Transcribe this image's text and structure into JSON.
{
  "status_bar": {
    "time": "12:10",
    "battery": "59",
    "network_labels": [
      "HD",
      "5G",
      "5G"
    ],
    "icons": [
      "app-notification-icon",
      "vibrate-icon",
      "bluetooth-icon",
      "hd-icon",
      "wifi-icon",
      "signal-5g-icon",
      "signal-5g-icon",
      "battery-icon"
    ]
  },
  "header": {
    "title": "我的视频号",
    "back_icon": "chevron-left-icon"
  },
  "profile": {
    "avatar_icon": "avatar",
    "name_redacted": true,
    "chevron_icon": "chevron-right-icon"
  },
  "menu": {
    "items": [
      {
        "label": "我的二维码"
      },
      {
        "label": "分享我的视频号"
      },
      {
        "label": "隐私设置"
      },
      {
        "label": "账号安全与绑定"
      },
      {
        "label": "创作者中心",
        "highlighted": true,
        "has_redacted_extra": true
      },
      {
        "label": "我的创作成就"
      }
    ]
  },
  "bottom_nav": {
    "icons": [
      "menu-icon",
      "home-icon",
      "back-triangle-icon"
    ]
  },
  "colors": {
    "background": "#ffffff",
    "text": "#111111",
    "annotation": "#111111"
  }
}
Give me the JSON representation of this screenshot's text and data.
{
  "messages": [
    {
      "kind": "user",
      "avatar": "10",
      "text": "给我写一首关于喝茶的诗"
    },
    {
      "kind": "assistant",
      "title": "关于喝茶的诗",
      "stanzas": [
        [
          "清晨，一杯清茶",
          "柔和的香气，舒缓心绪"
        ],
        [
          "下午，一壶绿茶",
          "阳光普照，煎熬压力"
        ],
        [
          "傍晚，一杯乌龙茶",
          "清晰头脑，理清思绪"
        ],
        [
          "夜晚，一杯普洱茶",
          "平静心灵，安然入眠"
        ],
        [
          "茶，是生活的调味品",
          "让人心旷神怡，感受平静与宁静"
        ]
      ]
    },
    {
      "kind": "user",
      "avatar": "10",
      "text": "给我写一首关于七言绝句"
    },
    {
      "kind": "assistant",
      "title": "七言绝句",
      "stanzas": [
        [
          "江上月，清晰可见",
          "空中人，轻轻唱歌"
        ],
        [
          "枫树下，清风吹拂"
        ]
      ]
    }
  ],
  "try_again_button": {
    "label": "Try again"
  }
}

◇ ◇ ◇ ◇ ◇

TASK PROMPT: Locate each line with the word "this" and copy it.

WRITTEN RESPONSE:
Transcribe this image's text and structure into JSON.
Give me the JSON representation of this screenshot's text and data.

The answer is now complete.